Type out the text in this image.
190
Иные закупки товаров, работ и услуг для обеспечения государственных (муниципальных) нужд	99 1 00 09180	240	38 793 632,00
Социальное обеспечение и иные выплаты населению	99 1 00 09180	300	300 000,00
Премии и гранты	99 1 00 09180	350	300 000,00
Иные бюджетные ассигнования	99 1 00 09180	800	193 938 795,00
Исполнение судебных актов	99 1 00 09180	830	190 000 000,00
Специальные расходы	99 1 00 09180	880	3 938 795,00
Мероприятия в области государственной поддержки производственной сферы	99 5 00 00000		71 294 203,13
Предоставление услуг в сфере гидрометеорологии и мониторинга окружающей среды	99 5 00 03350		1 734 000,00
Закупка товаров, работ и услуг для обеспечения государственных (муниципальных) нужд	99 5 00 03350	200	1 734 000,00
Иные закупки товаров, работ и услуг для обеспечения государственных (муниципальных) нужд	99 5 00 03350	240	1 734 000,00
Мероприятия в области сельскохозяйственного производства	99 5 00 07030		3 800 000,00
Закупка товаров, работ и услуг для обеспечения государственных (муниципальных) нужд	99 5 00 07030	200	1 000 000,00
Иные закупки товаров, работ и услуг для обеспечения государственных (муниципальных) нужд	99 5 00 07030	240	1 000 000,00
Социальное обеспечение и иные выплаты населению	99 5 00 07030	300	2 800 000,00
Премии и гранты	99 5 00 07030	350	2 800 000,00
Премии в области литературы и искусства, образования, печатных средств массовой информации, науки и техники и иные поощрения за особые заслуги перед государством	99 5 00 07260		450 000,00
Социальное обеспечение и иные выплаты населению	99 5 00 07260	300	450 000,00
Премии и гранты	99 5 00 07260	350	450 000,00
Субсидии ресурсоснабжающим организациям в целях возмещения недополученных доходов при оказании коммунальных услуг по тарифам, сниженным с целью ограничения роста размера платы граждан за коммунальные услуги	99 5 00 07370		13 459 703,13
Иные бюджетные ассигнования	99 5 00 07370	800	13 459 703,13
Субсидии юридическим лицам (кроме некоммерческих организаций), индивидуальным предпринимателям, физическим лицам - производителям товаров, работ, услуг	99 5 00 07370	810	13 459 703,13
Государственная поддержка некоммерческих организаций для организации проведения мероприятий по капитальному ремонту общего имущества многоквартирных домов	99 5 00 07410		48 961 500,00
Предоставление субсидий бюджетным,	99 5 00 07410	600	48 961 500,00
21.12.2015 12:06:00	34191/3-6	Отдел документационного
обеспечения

● ● ●

SET EXERCISE.
What is needed here is an exact reproduction of all the entries.

OUTPUT FOR THIS TASK.
Type out the text in this image.
190
Иные закупки товаров, работ и услуг для обеспечения государственных (муниципальных) нужд	99 1 00 09180	240	38 793 632,00
Социальное обеспечение и иные выплаты населению	99 1 00 09180	300	300 000,00
Премии и гранты	99 1 00 09180	350	300 000,00
Иные бюджетные ассигнования	99 1 00 09180	800	193 938 795,00
Исполнение судебных актов	99 1 00 09180	830	190 000 000,00
Специальные расходы	99 1 00 09180	880	3 938 795,00
Мероприятия в области государственной поддержки производственной сферы	99 5 00 00000		71 294 203,13
Предоставление услуг в сфере гидрометеорологии и мониторинга окружающей среды	99 5 00 03350		1 734 000,00
Закупка товаров, работ и услуг для обеспечения государственных (муниципальных) нужд	99 5 00 03350	200	1 734 000,00
Иные закупки товаров, работ и услуг для обеспечения государственных (муниципальных) нужд	99 5 00 03350	240	1 734 000,00
Мероприятия в области сельскохозяйственного производства	99 5 00 07030		3 800 000,00
Закупка товаров, работ и услуг для обеспечения государственных (муниципальных) нужд	99 5 00 07030	200	1 000 000,00
Иные закупки товаров, работ и услуг для обеспечения государственных (муниципальных) нужд	99 5 00 07030	240	1 000 000,00
Социальное обеспечение и иные выплаты населению	99 5 00 07030	300	2 800 000,00
Премии и гранты	99 5 00 07030	350	2 800 000,00
Премии в области литературы и искусства, образования, печатных средств массовой информации, науки и техники и иные поощрения за особые заслуги перед государством	99 5 00 07260		450 000,00
Социальное обеспечение и иные выплаты населению	99 5 00 07260	300	450 000,00
Премии и гранты	99 5 00 07260	350	450 000,00
Субсидии ресурсоснабжающим организациям в целях возмещения недополученных доходов при оказании коммунальных услуг по тарифам, сниженным с целью ограничения роста размера платы граждан за коммунальные услуги	99 5 00 07370		13 459 703,13
Иные бюджетные ассигнования	99 5 00 07370	800	13 459 703,13
Субсидии юридическим лицам (кроме некоммерческих организаций), индивидуальным предпринимателям, физическим лицам - производителям товаров, работ, услуг	99 5 00 07370	810	13 459 703,13
Государственная поддержка некоммерческих организаций для организации проведения мероприятий по капитальному ремонту общего имущества многоквартирных домов	99 5 00 07410		48 961 500,00
Предоставление субсидий бюджетным,	99 5 00 07410	600	48 961 500,00
21.12.2015 12:06:00	34191/3-6	Отдел документационного
обеспечения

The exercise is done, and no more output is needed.